What you are asked to do =
Quote the data below in full, please, without altering anything.

Dataset rows =

━━━━━━━━

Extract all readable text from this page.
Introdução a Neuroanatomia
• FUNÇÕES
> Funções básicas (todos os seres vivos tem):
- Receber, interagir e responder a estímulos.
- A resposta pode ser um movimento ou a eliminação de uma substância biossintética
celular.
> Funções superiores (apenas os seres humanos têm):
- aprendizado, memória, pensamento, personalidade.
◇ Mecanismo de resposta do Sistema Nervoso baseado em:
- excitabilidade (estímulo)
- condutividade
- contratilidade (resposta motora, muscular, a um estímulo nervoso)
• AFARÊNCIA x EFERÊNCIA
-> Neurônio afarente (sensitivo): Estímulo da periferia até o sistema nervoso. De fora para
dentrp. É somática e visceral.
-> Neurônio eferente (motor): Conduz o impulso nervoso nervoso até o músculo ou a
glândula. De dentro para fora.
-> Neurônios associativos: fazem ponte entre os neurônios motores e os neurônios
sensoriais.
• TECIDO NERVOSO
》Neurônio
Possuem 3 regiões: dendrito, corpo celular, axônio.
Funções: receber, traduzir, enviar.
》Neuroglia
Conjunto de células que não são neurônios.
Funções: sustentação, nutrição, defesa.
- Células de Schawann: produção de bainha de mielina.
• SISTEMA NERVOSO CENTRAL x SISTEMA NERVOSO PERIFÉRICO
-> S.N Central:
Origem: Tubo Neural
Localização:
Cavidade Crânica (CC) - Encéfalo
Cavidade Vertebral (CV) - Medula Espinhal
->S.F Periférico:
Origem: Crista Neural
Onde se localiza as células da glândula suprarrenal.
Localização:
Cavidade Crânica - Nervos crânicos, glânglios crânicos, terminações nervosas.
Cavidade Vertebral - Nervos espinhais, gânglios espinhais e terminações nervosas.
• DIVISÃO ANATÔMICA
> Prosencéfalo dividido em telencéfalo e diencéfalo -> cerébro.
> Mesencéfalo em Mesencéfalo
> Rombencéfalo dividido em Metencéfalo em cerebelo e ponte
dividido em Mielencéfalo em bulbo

━━━━━━━━

Solution for this task =
Extract all readable text from this page.
Introdução a Neuroanatomia
• FUNÇÕES
> Funções básicas (todos os seres vivos tem):
- Receber, interagir e responder a estímulos.
- A resposta pode ser um movimento ou a eliminação de uma substância biossintética
celular.
> Funções superiores (apenas os seres humanos têm):
- aprendizado, memória, pensamento, personalidade.
◇ Mecanismo de resposta do Sistema Nervoso baseado em:
- excitabilidade (estímulo)
- condutividade
- contratilidade (resposta motora, muscular, a um estímulo nervoso)
• AFARÊNCIA x EFERÊNCIA
-> Neurônio afarente (sensitivo): Estímulo da periferia até o sistema nervoso. De fora para
dentrp. É somática e visceral.
-> Neurônio eferente (motor): Conduz o impulso nervoso nervoso até o músculo ou a
glândula. De dentro para fora.
-> Neurônios associativos: fazem ponte entre os neurônios motores e os neurônios
sensoriais.
• TECIDO NERVOSO
》Neurônio
Possuem 3 regiões: dendrito, corpo celular, axônio.
Funções: receber, traduzir, enviar.
》Neuroglia
Conjunto de células que não são neurônios.
Funções: sustentação, nutrição, defesa.
- Células de Schawann: produção de bainha de mielina.
• SISTEMA NERVOSO CENTRAL x SISTEMA NERVOSO PERIFÉRICO
-> S.N Central:
Origem: Tubo Neural
Localização:
Cavidade Crânica (CC) - Encéfalo
Cavidade Vertebral (CV) - Medula Espinhal
->S.F Periférico:
Origem: Crista Neural
Onde se localiza as células da glândula suprarrenal.
Localização:
Cavidade Crânica - Nervos crânicos, glânglios crânicos, terminações nervosas.
Cavidade Vertebral - Nervos espinhais, gânglios espinhais e terminações nervosas.
• DIVISÃO ANATÔMICA
> Prosencéfalo dividido em telencéfalo e diencéfalo -> cerébro.
> Mesencéfalo em Mesencéfalo
> Rombencéfalo dividido em Metencéfalo em cerebelo e ponte
dividido em Mielencéfalo em bulbo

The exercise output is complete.